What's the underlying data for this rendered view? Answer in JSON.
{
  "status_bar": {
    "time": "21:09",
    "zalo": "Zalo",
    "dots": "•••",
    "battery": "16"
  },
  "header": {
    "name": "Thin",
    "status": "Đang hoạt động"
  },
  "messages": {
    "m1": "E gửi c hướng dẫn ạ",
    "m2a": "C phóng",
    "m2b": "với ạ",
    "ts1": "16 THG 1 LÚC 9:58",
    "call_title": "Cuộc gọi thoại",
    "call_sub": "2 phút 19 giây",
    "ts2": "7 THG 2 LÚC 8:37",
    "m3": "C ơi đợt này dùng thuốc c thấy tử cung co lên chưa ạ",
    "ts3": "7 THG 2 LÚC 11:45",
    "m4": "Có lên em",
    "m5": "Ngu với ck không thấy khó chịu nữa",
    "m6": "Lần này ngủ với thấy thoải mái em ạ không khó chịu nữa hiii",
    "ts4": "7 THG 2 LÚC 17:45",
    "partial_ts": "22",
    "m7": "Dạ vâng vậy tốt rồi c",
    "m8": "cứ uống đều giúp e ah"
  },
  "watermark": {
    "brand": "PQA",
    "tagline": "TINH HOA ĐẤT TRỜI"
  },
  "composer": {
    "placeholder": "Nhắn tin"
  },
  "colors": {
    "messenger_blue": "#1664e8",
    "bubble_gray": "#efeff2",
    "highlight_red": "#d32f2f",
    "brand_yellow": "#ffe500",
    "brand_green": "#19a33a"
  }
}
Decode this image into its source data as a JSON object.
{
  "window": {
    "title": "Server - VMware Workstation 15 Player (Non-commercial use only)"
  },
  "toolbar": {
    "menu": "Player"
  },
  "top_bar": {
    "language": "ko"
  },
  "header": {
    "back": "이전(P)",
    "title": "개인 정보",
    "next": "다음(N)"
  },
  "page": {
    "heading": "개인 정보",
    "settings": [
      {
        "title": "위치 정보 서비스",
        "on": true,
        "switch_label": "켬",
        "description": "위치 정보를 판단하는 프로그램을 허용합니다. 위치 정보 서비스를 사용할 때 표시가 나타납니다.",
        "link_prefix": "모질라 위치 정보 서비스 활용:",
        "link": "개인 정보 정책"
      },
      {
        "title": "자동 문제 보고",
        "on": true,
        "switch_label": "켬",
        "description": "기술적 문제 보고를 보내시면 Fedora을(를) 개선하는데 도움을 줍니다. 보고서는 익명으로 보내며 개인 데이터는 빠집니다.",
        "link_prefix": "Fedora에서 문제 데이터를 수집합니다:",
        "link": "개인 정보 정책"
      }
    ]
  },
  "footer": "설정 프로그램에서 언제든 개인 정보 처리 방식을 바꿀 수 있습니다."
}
::::
▶ _EXERCISE_: Only the lines from the one containing "Decode this image" to the end of the data should be printed, exactly as they stand.

▶ _OUTPUT_:
Decode this image into its source data as a JSON object.
{
  "window": {
    "title": "Server - VMware Workstation 15 Player (Non-commercial use only)"
  },
  "toolbar": {
    "menu": "Player"
  },
  "top_bar": {
    "language": "ko"
  },
  "header": {
    "back": "이전(P)",
    "title": "개인 정보",
    "next": "다음(N)"
  },
  "page": {
    "heading": "개인 정보",
    "settings": [
      {
        "title": "위치 정보 서비스",
        "on": true,
        "switch_label": "켬",
        "description": "위치 정보를 판단하는 프로그램을 허용합니다. 위치 정보 서비스를 사용할 때 표시가 나타납니다.",
        "link_prefix": "모질라 위치 정보 서비스 활용:",
        "link": "개인 정보 정책"
      },
      {
        "title": "자동 문제 보고",
        "on": true,
        "switch_label": "켬",
        "description": "기술적 문제 보고를 보내시면 Fedora을(를) 개선하는데 도움을 줍니다. 보고서는 익명으로 보내며 개인 데이터는 빠집니다.",
        "link_prefix": "Fedora에서 문제 데이터를 수집합니다:",
        "link": "개인 정보 정책"
      }
    ]
  },
  "footer": "설정 프로그램에서 언제든 개인 정보 처리 방식을 바꿀 수 있습니다."
}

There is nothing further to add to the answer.